#### [Data extract]
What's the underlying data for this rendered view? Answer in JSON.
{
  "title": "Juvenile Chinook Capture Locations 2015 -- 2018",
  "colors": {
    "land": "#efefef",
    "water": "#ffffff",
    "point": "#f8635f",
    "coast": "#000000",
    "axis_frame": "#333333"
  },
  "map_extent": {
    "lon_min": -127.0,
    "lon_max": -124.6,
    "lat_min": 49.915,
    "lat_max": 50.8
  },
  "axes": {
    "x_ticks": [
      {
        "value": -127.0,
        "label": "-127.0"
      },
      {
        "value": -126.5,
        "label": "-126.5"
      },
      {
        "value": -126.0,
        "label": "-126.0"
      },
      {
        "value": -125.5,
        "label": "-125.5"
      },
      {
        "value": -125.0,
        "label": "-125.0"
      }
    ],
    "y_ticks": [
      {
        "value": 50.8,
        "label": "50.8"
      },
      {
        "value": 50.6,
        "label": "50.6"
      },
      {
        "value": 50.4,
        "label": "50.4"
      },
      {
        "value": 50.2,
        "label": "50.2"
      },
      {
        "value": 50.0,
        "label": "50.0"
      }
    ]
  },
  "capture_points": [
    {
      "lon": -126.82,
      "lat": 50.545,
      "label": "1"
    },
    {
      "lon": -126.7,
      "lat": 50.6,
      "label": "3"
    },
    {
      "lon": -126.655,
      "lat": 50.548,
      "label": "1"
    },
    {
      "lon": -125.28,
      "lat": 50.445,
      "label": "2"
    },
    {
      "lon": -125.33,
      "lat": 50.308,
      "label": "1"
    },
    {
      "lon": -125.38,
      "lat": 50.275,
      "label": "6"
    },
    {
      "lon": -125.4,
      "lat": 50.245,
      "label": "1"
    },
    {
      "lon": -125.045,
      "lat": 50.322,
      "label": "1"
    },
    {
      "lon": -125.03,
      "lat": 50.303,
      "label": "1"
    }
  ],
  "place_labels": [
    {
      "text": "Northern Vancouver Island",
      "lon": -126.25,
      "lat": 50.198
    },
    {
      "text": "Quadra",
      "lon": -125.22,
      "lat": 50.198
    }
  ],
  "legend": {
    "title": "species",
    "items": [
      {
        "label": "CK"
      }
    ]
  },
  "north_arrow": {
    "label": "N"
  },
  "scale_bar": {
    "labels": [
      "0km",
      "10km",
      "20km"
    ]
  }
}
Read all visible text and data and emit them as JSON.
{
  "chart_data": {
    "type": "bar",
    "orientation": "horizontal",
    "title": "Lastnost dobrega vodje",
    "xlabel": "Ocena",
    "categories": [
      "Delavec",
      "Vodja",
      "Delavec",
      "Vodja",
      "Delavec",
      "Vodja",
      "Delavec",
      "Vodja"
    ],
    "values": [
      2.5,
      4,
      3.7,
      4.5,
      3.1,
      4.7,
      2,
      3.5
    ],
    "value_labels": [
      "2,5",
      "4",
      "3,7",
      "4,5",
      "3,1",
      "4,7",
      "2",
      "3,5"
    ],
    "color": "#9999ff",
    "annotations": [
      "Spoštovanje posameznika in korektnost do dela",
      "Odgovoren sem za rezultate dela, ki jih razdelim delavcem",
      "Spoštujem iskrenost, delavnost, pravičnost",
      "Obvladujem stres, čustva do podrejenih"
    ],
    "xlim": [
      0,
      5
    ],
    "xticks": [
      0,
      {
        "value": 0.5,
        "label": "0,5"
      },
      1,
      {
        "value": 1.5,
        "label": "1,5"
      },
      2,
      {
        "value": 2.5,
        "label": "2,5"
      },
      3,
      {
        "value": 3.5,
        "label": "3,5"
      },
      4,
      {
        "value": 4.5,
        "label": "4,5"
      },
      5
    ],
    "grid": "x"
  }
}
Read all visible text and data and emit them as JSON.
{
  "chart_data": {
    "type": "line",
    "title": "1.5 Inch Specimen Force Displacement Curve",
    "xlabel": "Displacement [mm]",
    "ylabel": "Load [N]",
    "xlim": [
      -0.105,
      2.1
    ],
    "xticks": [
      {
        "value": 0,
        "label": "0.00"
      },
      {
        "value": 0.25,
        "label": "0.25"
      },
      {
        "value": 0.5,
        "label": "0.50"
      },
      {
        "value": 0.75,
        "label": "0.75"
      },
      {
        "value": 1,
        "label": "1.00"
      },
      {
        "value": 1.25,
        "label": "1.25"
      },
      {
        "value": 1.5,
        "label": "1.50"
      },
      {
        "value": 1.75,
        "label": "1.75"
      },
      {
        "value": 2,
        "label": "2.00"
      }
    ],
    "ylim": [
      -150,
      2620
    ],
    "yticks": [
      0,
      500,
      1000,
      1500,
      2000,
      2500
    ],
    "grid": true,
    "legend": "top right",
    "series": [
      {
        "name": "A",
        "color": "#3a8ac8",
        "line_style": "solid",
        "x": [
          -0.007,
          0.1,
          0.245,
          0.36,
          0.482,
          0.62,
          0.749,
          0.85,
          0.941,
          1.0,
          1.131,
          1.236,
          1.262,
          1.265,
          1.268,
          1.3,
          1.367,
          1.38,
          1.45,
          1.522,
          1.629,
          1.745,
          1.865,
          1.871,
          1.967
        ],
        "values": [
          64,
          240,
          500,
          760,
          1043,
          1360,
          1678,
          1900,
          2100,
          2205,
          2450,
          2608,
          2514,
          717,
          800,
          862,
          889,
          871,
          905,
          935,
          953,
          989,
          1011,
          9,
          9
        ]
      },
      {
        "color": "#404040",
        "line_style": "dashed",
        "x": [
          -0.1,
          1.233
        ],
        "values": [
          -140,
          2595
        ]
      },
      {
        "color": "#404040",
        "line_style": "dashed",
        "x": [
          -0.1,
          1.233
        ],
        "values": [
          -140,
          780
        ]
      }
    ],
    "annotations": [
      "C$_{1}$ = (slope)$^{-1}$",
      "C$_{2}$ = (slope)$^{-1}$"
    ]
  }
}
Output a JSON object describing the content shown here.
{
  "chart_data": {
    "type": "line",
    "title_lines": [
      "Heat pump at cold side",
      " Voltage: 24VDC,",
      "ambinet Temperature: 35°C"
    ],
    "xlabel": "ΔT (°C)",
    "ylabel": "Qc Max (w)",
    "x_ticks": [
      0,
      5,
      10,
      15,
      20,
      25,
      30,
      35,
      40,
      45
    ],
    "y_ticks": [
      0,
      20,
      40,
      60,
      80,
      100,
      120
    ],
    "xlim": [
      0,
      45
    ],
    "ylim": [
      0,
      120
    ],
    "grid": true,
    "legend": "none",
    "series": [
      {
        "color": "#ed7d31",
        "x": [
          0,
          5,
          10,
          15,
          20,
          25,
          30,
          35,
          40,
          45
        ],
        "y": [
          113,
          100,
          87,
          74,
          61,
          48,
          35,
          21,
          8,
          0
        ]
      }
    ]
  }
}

#### [Challenge]
Repeat every entry exactly, please.

#### [Completed task]
What's the underlying data for this rendered view? Answer in JSON.
{
  "title": "Juvenile Chinook Capture Locations 2015 -- 2018",
  "colors": {
    "land": "#efefef",
    "water": "#ffffff",
    "point": "#f8635f",
    "coast": "#000000",
    "axis_frame": "#333333"
  },
  "map_extent": {
    "lon_min": -127.0,
    "lon_max": -124.6,
    "lat_min": 49.915,
    "lat_max": 50.8
  },
  "axes": {
    "x_ticks": [
      {
        "value": -127.0,
        "label": "-127.0"
      },
      {
        "value": -126.5,
        "label": "-126.5"
      },
      {
        "value": -126.0,
        "label": "-126.0"
      },
      {
        "value": -125.5,
        "label": "-125.5"
      },
      {
        "value": -125.0,
        "label": "-125.0"
      }
    ],
    "y_ticks": [
      {
        "value": 50.8,
        "label": "50.8"
      },
      {
        "value": 50.6,
        "label": "50.6"
      },
      {
        "value": 50.4,
        "label": "50.4"
      },
      {
        "value": 50.2,
        "label": "50.2"
      },
      {
        "value": 50.0,
        "label": "50.0"
      }
    ]
  },
  "capture_points": [
    {
      "lon": -126.82,
      "lat": 50.545,
      "label": "1"
    },
    {
      "lon": -126.7,
      "lat": 50.6,
      "label": "3"
    },
    {
      "lon": -126.655,
      "lat": 50.548,
      "label": "1"
    },
    {
      "lon": -125.28,
      "lat": 50.445,
      "label": "2"
    },
    {
      "lon": -125.33,
      "lat": 50.308,
      "label": "1"
    },
    {
      "lon": -125.38,
      "lat": 50.275,
      "label": "6"
    },
    {
      "lon": -125.4,
      "lat": 50.245,
      "label": "1"
    },
    {
      "lon": -125.045,
      "lat": 50.322,
      "label": "1"
    },
    {
      "lon": -125.03,
      "lat": 50.303,
      "label": "1"
    }
  ],
  "place_labels": [
    {
      "text": "Northern Vancouver Island",
      "lon": -126.25,
      "lat": 50.198
    },
    {
      "text": "Quadra",
      "lon": -125.22,
      "lat": 50.198
    }
  ],
  "legend": {
    "title": "species",
    "items": [
      {
        "label": "CK"
      }
    ]
  },
  "north_arrow": {
    "label": "N"
  },
  "scale_bar": {
    "labels": [
      "0km",
      "10km",
      "20km"
    ]
  }
}
Read all visible text and data and emit them as JSON.
{
  "chart_data": {
    "type": "bar",
    "orientation": "horizontal",
    "title": "Lastnost dobrega vodje",
    "xlabel": "Ocena",
    "categories": [
      "Delavec",
      "Vodja",
      "Delavec",
      "Vodja",
      "Delavec",
      "Vodja",
      "Delavec",
      "Vodja"
    ],
    "values": [
      2.5,
      4,
      3.7,
      4.5,
      3.1,
      4.7,
      2,
      3.5
    ],
    "value_labels": [
      "2,5",
      "4",
      "3,7",
      "4,5",
      "3,1",
      "4,7",
      "2",
      "3,5"
    ],
    "color": "#9999ff",
    "annotations": [
      "Spoštovanje posameznika in korektnost do dela",
      "Odgovoren sem za rezultate dela, ki jih razdelim delavcem",
      "Spoštujem iskrenost, delavnost, pravičnost",
      "Obvladujem stres, čustva do podrejenih"
    ],
    "xlim": [
      0,
      5
    ],
    "xticks": [
      0,
      {
        "value": 0.5,
        "label": "0,5"
      },
      1,
      {
        "value": 1.5,
        "label": "1,5"
      },
      2,
      {
        "value": 2.5,
        "label": "2,5"
      },
      3,
      {
        "value": 3.5,
        "label": "3,5"
      },
      4,
      {
        "value": 4.5,
        "label": "4,5"
      },
      5
    ],
    "grid": "x"
  }
}
Read all visible text and data and emit them as JSON.
{
  "chart_data": {
    "type": "line",
    "title": "1.5 Inch Specimen Force Displacement Curve",
    "xlabel": "Displacement [mm]",
    "ylabel": "Load [N]",
    "xlim": [
      -0.105,
      2.1
    ],
    "xticks": [
      {
        "value": 0,
        "label": "0.00"
      },
      {
        "value": 0.25,
        "label": "0.25"
      },
      {
        "value": 0.5,
        "label": "0.50"
      },
      {
        "value": 0.75,
        "label": "0.75"
      },
      {
        "value": 1,
        "label": "1.00"
      },
      {
        "value": 1.25,
        "label": "1.25"
      },
      {
        "value": 1.5,
        "label": "1.50"
      },
      {
        "value": 1.75,
        "label": "1.75"
      },
      {
        "value": 2,
        "label": "2.00"
      }
    ],
    "ylim": [
      -150,
      2620
    ],
    "yticks": [
      0,
      500,
      1000,
      1500,
      2000,
      2500
    ],
    "grid": true,
    "legend": "top right",
    "series": [
      {
        "name": "A",
        "color": "#3a8ac8",
        "line_style": "solid",
        "x": [
          -0.007,
          0.1,
          0.245,
          0.36,
          0.482,
          0.62,
          0.749,
          0.85,
          0.941,
          1.0,
          1.131,
          1.236,
          1.262,
          1.265,
          1.268,
          1.3,
          1.367,
          1.38,
          1.45,
          1.522,
          1.629,
          1.745,
          1.865,
          1.871,
          1.967
        ],
        "values": [
          64,
          240,
          500,
          760,
          1043,
          1360,
          1678,
          1900,
          2100,
          2205,
          2450,
          2608,
          2514,
          717,
          800,
          862,
          889,
          871,
          905,
          935,
          953,
          989,
          1011,
          9,
          9
        ]
      },
      {
        "color": "#404040",
        "line_style": "dashed",
        "x": [
          -0.1,
          1.233
        ],
        "values": [
          -140,
          2595
        ]
      },
      {
        "color": "#404040",
        "line_style": "dashed",
        "x": [
          -0.1,
          1.233
        ],
        "values": [
          -140,
          780
        ]
      }
    ],
    "annotations": [
      "C$_{1}$ = (slope)$^{-1}$",
      "C$_{2}$ = (slope)$^{-1}$"
    ]
  }
}
Output a JSON object describing the content shown here.
{
  "chart_data": {
    "type": "line",
    "title_lines": [
      "Heat pump at cold side",
      " Voltage: 24VDC,",
      "ambinet Temperature: 35°C"
    ],
    "xlabel": "ΔT (°C)",
    "ylabel": "Qc Max (w)",
    "x_ticks": [
      0,
      5,
      10,
      15,
      20,
      25,
      30,
      35,
      40,
      45
    ],
    "y_ticks": [
      0,
      20,
      40,
      60,
      80,
      100,
      120
    ],
    "xlim": [
      0,
      45
    ],
    "ylim": [
      0,
      120
    ],
    "grid": true,
    "legend": "none",
    "series": [
      {
        "color": "#ed7d31",
        "x": [
          0,
          5,
          10,
          15,
          20,
          25,
          30,
          35,
          40,
          45
        ],
        "y": [
          113,
          100,
          87,
          74,
          61,
          48,
          35,
          21,
          8,
          0
        ]
      }
    ]
  }
}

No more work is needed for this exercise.